--- RECORDED INFORMATION ---

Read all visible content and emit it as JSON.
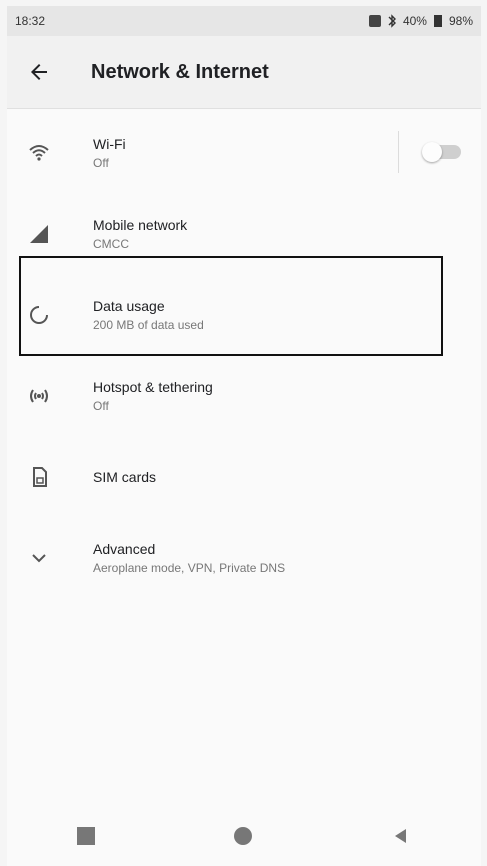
{
  "status_bar": {
    "time": "18:32",
    "network_label": "40%",
    "battery_label": "98%"
  },
  "toolbar": {
    "title": "Network & Internet"
  },
  "items": [
    {
      "title": "Wi-Fi",
      "subtitle": "Off",
      "icon": "wifi-icon"
    },
    {
      "title": "Mobile network",
      "subtitle": "CMCC",
      "icon": "signal-icon"
    },
    {
      "title": "Data usage",
      "subtitle": "200 MB of data used",
      "icon": "data-usage-icon"
    },
    {
      "title": "Hotspot & tethering",
      "subtitle": "Off",
      "icon": "hotspot-icon"
    },
    {
      "title": "SIM cards",
      "subtitle": "",
      "icon": "sim-card-icon"
    },
    {
      "title": "Advanced",
      "subtitle": "Aeroplane mode, VPN, Private DNS",
      "icon": "chevron-down-icon"
    }
  ],
  "colors": {
    "background": "#fafafa",
    "toolbar": "#f1f1f1",
    "icon": "#555555",
    "highlight": "#111111"
  }
}
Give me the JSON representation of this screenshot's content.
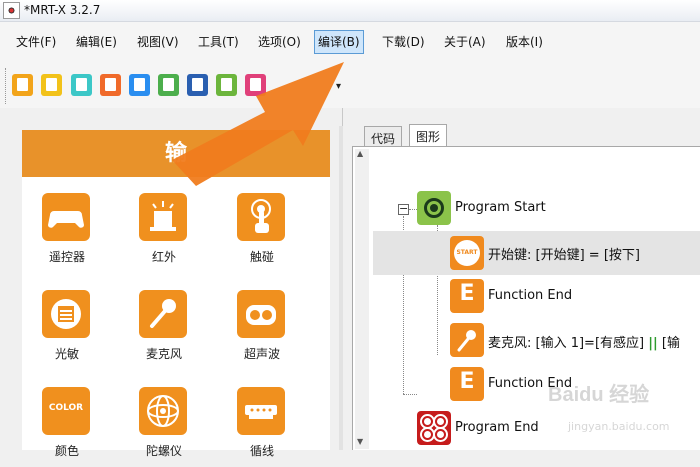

---

◆ SHORT PROBLEM
Check each line of the data above for the string "JSON", then report how many lines have it, with no other words.

◆ EXPECTED OUTPUT
2